▸ BRIEF
Below are entries to be transcribed exactly; exclude the pictures from the copy.

═════ INPUT DATA ═════

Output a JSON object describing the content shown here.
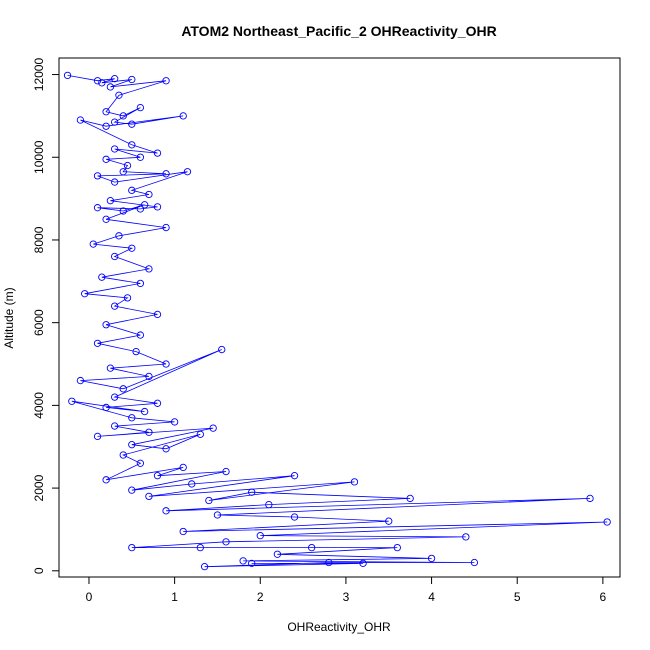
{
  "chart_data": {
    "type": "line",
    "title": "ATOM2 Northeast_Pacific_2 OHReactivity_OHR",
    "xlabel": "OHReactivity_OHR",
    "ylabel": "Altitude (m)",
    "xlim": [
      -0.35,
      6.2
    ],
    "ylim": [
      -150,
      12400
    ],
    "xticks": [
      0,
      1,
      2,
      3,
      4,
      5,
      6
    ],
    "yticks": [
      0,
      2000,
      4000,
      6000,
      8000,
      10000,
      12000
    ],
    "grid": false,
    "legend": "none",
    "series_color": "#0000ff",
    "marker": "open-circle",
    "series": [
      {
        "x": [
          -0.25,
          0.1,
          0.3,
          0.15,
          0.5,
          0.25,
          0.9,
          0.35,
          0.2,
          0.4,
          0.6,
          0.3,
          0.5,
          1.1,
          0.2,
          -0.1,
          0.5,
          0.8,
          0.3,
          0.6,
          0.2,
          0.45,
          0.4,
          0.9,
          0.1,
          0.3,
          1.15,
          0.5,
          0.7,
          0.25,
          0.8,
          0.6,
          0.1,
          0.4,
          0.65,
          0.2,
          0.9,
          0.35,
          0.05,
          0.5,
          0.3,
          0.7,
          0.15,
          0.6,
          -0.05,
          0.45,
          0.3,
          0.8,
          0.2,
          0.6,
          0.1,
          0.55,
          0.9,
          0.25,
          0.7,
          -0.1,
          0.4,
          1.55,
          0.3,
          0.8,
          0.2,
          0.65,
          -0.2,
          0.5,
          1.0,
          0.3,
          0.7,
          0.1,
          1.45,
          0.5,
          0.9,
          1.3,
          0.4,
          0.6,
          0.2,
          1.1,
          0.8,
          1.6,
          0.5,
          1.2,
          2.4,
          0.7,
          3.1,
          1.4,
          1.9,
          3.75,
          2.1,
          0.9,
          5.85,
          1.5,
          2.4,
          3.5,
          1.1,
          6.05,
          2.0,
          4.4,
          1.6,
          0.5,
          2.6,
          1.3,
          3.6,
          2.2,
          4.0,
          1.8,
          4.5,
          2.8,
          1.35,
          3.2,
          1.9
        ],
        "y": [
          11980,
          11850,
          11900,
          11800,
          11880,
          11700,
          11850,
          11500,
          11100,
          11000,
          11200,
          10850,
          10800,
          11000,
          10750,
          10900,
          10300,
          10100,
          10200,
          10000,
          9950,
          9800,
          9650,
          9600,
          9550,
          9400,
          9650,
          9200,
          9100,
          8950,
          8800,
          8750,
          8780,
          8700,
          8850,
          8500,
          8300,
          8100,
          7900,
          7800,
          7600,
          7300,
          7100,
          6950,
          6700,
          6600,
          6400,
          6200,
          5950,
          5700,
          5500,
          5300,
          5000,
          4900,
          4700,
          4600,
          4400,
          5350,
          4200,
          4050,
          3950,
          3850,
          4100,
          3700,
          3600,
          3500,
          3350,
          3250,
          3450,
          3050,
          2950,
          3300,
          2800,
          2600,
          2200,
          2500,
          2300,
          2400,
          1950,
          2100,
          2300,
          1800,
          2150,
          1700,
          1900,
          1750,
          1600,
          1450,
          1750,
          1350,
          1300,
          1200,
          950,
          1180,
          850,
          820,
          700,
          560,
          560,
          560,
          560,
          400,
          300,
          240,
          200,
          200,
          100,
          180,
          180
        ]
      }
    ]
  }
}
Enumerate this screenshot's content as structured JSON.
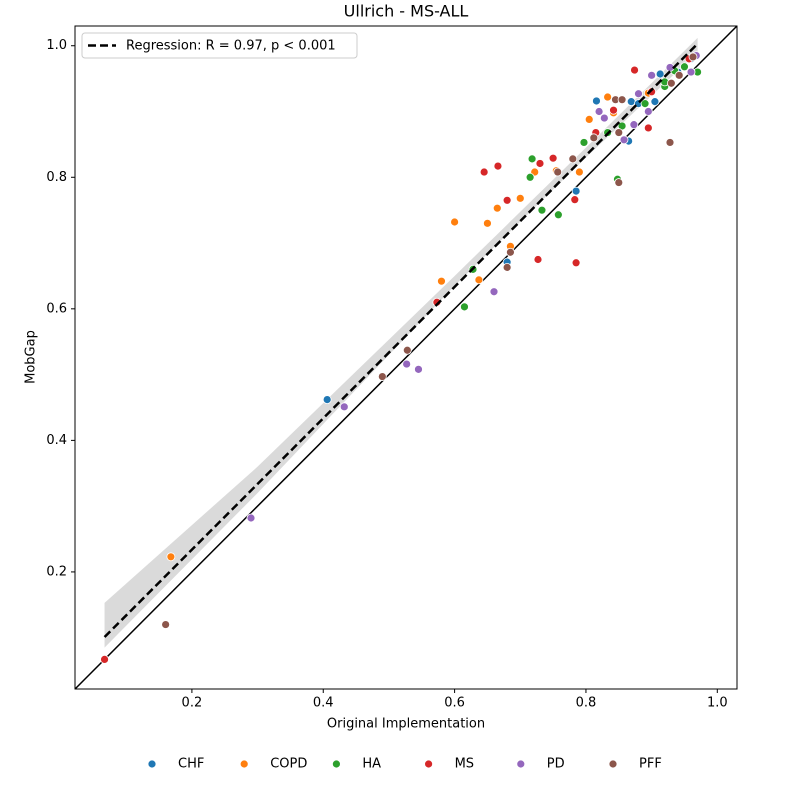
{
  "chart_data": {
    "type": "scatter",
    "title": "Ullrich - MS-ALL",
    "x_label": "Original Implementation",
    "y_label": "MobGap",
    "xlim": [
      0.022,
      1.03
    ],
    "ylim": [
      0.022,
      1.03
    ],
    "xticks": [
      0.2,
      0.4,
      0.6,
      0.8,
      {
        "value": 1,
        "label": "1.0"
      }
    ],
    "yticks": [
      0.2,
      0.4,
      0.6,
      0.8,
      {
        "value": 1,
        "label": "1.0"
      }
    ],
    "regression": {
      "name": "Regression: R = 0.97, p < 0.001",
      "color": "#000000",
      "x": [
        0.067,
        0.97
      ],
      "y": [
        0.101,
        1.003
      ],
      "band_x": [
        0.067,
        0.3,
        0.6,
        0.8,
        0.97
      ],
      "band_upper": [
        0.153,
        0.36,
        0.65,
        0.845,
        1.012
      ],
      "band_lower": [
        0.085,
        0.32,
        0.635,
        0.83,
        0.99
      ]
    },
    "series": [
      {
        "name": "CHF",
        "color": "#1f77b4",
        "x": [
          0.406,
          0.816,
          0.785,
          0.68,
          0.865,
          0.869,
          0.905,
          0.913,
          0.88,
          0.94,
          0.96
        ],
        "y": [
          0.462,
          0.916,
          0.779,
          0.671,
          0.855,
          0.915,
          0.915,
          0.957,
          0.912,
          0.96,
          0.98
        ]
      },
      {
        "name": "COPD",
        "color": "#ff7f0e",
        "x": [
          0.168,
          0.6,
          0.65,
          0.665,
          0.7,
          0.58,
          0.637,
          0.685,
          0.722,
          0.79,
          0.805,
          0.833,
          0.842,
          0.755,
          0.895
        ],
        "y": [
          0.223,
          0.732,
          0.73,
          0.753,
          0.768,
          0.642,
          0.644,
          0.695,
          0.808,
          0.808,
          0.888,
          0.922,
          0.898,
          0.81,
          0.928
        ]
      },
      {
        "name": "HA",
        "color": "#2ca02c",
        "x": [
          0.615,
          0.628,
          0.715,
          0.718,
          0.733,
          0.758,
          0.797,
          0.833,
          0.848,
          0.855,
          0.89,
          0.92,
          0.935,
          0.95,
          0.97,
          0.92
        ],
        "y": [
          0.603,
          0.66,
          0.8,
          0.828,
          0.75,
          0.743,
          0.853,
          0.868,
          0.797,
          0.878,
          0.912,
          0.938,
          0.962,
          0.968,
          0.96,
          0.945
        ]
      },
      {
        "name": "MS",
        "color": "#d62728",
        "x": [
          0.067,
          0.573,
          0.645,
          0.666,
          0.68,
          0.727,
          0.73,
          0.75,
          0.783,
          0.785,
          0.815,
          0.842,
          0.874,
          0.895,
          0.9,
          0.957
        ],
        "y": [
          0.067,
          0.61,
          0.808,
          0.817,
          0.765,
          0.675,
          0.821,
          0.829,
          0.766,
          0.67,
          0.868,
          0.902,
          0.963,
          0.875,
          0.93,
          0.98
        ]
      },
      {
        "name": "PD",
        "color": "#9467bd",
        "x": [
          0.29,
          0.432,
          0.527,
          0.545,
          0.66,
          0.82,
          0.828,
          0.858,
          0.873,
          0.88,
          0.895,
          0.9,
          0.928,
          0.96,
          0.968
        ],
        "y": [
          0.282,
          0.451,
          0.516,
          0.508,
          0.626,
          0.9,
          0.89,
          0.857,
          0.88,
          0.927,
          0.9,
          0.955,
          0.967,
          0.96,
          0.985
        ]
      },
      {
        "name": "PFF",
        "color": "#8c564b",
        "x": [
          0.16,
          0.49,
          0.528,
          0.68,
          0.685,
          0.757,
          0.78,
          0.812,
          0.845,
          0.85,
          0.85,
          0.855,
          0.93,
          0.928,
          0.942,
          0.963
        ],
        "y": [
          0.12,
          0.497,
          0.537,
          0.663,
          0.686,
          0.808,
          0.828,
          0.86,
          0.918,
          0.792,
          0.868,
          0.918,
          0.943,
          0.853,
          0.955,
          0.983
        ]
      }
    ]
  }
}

═════

▸ ANSWER
Output a JSON object describing the content shown here.
{
  "chart_data": {
    "type": "line",
    "title": "ATOM2 Northeast_Pacific_2 OHReactivity_OHR",
    "xlabel": "OHReactivity_OHR",
    "ylabel": "Altitude (m)",
    "xlim": [
      -0.35,
      6.2
    ],
    "ylim": [
      -150,
      12400
    ],
    "xticks": [
      0,
      1,
      2,
      3,
      4,
      5,
      6
    ],
    "yticks": [
      0,
      2000,
      4000,
      6000,
      8000,
      10000,
      12000
    ],
    "grid": false,
    "legend": "none",
    "series_color": "#0000ff",
    "marker": "open-circle",
    "series": [
      {
        "x": [
          -0.25,
          0.1,
          0.3,
          0.15,
          0.5,
          0.25,
          0.9,
          0.35,
          0.2,
          0.4,
          0.6,
          0.3,
          0.5,
          1.1,
          0.2,
          -0.1,
          0.5,
          0.8,
          0.3,
          0.6,
          0.2,
          0.45,
          0.4,
          0.9,
          0.1,
          0.3,
          1.15,
          0.5,
          0.7,
          0.25,
          0.8,
          0.6,
          0.1,
          0.4,
          0.65,
          0.2,
          0.9,
          0.35,
          0.05,
          0.5,
          0.3,
          0.7,
          0.15,
          0.6,
          -0.05,
          0.45,
          0.3,
          0.8,
          0.2,
          0.6,
          0.1,
          0.55,
          0.9,
          0.25,
          0.7,
          -0.1,
          0.4,
          1.55,
          0.3,
          0.8,
          0.2,
          0.65,
          -0.2,
          0.5,
          1.0,
          0.3,
          0.7,
          0.1,
          1.45,
          0.5,
          0.9,
          1.3,
          0.4,
          0.6,
          0.2,
          1.1,
          0.8,
          1.6,
          0.5,
          1.2,
          2.4,
          0.7,
          3.1,
          1.4,
          1.9,
          3.75,
          2.1,
          0.9,
          5.85,
          1.5,
          2.4,
          3.5,
          1.1,
          6.05,
          2.0,
          4.4,
          1.6,
          0.5,
          2.6,
          1.3,
          3.6,
          2.2,
          4.0,
          1.8,
          4.5,
          2.8,
          1.35,
          3.2,
          1.9
        ],
        "y": [
          11980,
          11850,
          11900,
          11800,
          11880,
          11700,
          11850,
          11500,
          11100,
          11000,
          11200,
          10850,
          10800,
          11000,
          10750,
          10900,
          10300,
          10100,
          10200,
          10000,
          9950,
          9800,
          9650,
          9600,
          9550,
          9400,
          9650,
          9200,
          9100,
          8950,
          8800,
          8750,
          8780,
          8700,
          8850,
          8500,
          8300,
          8100,
          7900,
          7800,
          7600,
          7300,
          7100,
          6950,
          6700,
          6600,
          6400,
          6200,
          5950,
          5700,
          5500,
          5300,
          5000,
          4900,
          4700,
          4600,
          4400,
          5350,
          4200,
          4050,
          3950,
          3850,
          4100,
          3700,
          3600,
          3500,
          3350,
          3250,
          3450,
          3050,
          2950,
          3300,
          2800,
          2600,
          2200,
          2500,
          2300,
          2400,
          1950,
          2100,
          2300,
          1800,
          2150,
          1700,
          1900,
          1750,
          1600,
          1450,
          1750,
          1350,
          1300,
          1200,
          950,
          1180,
          850,
          820,
          700,
          560,
          560,
          560,
          560,
          400,
          300,
          240,
          200,
          200,
          100,
          180,
          180
        ]
      }
    ]
  }
}
Enumerate this screenshot's content as structured JSON.
{
  "chart_data": {
    "type": "scatter",
    "title": "Ullrich - MS-ALL",
    "x_label": "Original Implementation",
    "y_label": "MobGap",
    "xlim": [
      0.022,
      1.03
    ],
    "ylim": [
      0.022,
      1.03
    ],
    "xticks": [
      0.2,
      0.4,
      0.6,
      0.8,
      {
        "value": 1,
        "label": "1.0"
      }
    ],
    "yticks": [
      0.2,
      0.4,
      0.6,
      0.8,
      {
        "value": 1,
        "label": "1.0"
      }
    ],
    "regression": {
      "name": "Regression: R = 0.97, p < 0.001",
      "color": "#000000",
      "x": [
        0.067,
        0.97
      ],
      "y": [
        0.101,
        1.003
      ],
      "band_x": [
        0.067,
        0.3,
        0.6,
        0.8,
        0.97
      ],
      "band_upper": [
        0.153,
        0.36,
        0.65,
        0.845,
        1.012
      ],
      "band_lower": [
        0.085,
        0.32,
        0.635,
        0.83,
        0.99
      ]
    },
    "series": [
      {
        "name": "CHF",
        "color": "#1f77b4",
        "x": [
          0.406,
          0.816,
          0.785,
          0.68,
          0.865,
          0.869,
          0.905,
          0.913,
          0.88,
          0.94,
          0.96
        ],
        "y": [
          0.462,
          0.916,
          0.779,
          0.671,
          0.855,
          0.915,
          0.915,
          0.957,
          0.912,
          0.96,
          0.98
        ]
      },
      {
        "name": "COPD",
        "color": "#ff7f0e",
        "x": [
          0.168,
          0.6,
          0.65,
          0.665,
          0.7,
          0.58,
          0.637,
          0.685,
          0.722,
          0.79,
          0.805,
          0.833,
          0.842,
          0.755,
          0.895
        ],
        "y": [
          0.223,
          0.732,
          0.73,
          0.753,
          0.768,
          0.642,
          0.644,
          0.695,
          0.808,
          0.808,
          0.888,
          0.922,
          0.898,
          0.81,
          0.928
        ]
      },
      {
        "name": "HA",
        "color": "#2ca02c",
        "x": [
          0.615,
          0.628,
          0.715,
          0.718,
          0.733,
          0.758,
          0.797,
          0.833,
          0.848,
          0.855,
          0.89,
          0.92,
          0.935,
          0.95,
          0.97,
          0.92
        ],
        "y": [
          0.603,
          0.66,
          0.8,
          0.828,
          0.75,
          0.743,
          0.853,
          0.868,
          0.797,
          0.878,
          0.912,
          0.938,
          0.962,
          0.968,
          0.96,
          0.945
        ]
      },
      {
        "name": "MS",
        "color": "#d62728",
        "x": [
          0.067,
          0.573,
          0.645,
          0.666,
          0.68,
          0.727,
          0.73,
          0.75,
          0.783,
          0.785,
          0.815,
          0.842,
          0.874,
          0.895,
          0.9,
          0.957
        ],
        "y": [
          0.067,
          0.61,
          0.808,
          0.817,
          0.765,
          0.675,
          0.821,
          0.829,
          0.766,
          0.67,
          0.868,
          0.902,
          0.963,
          0.875,
          0.93,
          0.98
        ]
      },
      {
        "name": "PD",
        "color": "#9467bd",
        "x": [
          0.29,
          0.432,
          0.527,
          0.545,
          0.66,
          0.82,
          0.828,
          0.858,
          0.873,
          0.88,
          0.895,
          0.9,
          0.928,
          0.96,
          0.968
        ],
        "y": [
          0.282,
          0.451,
          0.516,
          0.508,
          0.626,
          0.9,
          0.89,
          0.857,
          0.88,
          0.927,
          0.9,
          0.955,
          0.967,
          0.96,
          0.985
        ]
      },
      {
        "name": "PFF",
        "color": "#8c564b",
        "x": [
          0.16,
          0.49,
          0.528,
          0.68,
          0.685,
          0.757,
          0.78,
          0.812,
          0.845,
          0.85,
          0.85,
          0.855,
          0.93,
          0.928,
          0.942,
          0.963
        ],
        "y": [
          0.12,
          0.497,
          0.537,
          0.663,
          0.686,
          0.808,
          0.828,
          0.86,
          0.918,
          0.792,
          0.868,
          0.918,
          0.943,
          0.853,
          0.955,
          0.983
        ]
      }
    ]
  }
}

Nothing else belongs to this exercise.